§ STATED PROBLEM: Pull every line containing the word "thành" from the records.

§ Collected data entries:
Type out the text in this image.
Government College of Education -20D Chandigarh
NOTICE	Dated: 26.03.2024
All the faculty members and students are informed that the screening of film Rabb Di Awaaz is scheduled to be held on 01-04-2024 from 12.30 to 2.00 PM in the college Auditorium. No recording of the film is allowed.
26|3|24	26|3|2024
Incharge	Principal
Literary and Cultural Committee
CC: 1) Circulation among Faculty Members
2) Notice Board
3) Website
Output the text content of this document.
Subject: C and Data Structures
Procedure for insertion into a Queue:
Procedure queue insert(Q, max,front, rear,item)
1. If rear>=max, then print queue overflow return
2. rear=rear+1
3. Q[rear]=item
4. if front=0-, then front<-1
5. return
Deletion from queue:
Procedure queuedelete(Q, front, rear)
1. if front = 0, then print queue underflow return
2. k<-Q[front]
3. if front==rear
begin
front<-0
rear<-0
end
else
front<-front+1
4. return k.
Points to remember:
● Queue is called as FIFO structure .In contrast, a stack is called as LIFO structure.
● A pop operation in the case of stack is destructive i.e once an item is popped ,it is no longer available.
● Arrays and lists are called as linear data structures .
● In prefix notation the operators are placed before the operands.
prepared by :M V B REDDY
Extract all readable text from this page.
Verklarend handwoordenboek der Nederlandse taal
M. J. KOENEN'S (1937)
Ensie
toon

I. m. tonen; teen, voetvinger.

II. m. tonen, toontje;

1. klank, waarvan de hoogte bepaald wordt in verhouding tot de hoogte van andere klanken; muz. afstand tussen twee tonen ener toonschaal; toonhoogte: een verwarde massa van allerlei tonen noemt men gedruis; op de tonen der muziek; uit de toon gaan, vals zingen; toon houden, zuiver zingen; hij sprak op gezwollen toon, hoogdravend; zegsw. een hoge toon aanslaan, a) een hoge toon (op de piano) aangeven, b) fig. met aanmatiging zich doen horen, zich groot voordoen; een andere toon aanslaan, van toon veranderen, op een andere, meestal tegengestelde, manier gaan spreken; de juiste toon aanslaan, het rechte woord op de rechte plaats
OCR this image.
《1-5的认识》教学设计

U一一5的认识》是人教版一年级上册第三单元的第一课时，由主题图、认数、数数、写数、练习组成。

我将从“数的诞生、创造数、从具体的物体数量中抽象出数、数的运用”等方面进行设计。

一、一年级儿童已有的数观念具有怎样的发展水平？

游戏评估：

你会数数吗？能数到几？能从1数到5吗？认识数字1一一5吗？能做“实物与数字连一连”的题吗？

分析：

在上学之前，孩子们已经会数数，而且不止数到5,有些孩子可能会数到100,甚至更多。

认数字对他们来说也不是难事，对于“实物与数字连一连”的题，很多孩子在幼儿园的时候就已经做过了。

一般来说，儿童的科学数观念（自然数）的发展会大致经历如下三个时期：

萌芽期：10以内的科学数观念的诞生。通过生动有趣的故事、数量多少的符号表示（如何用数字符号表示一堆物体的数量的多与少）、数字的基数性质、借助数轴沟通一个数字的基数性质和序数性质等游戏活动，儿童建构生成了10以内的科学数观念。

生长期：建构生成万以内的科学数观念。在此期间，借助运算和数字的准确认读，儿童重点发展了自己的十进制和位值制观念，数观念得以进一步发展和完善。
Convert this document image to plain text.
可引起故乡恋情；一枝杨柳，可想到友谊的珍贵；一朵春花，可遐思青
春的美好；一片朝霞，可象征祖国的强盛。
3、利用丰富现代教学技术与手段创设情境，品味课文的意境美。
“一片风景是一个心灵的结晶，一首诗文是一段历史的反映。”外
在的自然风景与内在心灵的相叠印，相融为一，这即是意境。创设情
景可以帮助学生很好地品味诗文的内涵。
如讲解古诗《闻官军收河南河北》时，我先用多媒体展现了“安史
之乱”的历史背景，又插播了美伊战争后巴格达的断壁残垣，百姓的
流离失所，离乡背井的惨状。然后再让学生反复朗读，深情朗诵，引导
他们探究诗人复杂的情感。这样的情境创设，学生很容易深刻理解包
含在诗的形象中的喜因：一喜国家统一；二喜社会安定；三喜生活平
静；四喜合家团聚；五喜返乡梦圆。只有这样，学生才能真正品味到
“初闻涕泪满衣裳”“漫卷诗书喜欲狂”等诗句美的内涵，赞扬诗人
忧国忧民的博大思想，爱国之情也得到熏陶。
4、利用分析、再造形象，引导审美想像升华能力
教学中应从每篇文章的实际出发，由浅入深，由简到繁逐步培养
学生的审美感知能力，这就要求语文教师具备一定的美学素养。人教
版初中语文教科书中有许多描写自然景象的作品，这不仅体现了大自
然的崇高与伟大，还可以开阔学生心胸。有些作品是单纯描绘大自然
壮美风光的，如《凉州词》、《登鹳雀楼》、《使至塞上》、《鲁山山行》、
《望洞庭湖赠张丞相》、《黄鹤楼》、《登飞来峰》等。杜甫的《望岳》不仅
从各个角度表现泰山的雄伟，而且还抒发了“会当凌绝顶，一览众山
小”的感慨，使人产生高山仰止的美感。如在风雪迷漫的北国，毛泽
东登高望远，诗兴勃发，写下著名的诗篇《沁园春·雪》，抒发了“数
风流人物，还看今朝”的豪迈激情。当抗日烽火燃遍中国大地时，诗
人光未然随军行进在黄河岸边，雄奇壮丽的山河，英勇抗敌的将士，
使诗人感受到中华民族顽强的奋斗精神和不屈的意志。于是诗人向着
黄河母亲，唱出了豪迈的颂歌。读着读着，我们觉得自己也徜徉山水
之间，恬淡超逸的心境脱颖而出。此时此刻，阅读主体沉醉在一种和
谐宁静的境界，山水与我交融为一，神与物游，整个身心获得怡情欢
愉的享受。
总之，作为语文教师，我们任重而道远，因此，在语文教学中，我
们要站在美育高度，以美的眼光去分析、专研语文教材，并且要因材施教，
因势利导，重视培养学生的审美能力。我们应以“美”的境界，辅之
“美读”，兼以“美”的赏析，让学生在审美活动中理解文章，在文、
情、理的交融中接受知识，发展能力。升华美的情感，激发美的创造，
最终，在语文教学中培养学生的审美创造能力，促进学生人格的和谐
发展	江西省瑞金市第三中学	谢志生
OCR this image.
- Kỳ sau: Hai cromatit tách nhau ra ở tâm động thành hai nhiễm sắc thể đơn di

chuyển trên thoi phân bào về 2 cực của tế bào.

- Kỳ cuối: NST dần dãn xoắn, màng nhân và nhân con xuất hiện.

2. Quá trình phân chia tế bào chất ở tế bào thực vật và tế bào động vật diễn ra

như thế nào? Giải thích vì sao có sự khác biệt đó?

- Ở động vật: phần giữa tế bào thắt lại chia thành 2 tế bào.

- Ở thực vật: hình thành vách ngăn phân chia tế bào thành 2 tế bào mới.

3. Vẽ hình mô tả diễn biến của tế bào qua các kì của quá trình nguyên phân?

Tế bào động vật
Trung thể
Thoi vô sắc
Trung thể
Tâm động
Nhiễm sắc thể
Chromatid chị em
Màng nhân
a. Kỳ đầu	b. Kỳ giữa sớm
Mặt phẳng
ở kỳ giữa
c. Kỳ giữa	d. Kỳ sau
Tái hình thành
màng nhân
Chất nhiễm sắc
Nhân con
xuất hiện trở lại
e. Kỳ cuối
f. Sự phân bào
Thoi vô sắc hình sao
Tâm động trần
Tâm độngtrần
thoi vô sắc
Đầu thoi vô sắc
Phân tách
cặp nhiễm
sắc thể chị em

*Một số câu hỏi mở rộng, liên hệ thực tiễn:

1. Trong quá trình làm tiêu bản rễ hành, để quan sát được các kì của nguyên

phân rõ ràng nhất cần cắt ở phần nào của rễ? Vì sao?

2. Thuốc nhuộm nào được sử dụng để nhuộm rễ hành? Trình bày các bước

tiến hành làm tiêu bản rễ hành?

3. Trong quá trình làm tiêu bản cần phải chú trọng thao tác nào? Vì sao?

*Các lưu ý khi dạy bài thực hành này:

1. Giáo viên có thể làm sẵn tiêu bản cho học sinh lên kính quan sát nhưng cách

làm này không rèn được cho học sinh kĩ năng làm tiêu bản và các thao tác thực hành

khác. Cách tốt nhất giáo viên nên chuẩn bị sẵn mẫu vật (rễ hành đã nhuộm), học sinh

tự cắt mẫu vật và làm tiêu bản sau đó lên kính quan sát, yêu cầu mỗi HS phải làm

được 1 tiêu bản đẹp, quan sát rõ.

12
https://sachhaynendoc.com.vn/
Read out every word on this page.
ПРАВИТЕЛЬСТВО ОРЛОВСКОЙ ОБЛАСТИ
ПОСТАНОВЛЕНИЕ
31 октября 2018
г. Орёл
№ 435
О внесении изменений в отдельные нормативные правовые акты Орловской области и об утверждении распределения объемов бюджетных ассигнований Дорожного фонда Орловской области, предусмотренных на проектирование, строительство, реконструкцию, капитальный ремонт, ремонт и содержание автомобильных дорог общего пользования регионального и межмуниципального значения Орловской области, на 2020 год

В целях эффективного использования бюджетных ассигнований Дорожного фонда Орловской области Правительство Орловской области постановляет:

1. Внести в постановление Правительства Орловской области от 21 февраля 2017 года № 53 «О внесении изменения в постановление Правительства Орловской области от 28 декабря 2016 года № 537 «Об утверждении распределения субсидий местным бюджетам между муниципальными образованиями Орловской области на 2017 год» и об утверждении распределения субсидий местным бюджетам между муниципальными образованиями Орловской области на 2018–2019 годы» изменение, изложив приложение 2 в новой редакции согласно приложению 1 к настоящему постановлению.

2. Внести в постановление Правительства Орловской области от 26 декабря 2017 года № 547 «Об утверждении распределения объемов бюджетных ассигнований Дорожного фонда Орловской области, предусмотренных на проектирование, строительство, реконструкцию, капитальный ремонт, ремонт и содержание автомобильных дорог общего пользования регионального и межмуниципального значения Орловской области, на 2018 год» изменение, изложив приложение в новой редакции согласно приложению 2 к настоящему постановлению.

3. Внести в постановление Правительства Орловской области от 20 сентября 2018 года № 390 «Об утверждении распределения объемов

§ CORRECT ANSWER:
- Kỳ sau: Hai cromatit tách nhau ra ở tâm động thành hai nhiễm sắc thể đơn di
- Ở động vật: phần giữa tế bào thắt lại chia thành 2 tế bào.
- Ở thực vật: hình thành vách ngăn phân chia tế bào thành 2 tế bào mới.
Tái hình thành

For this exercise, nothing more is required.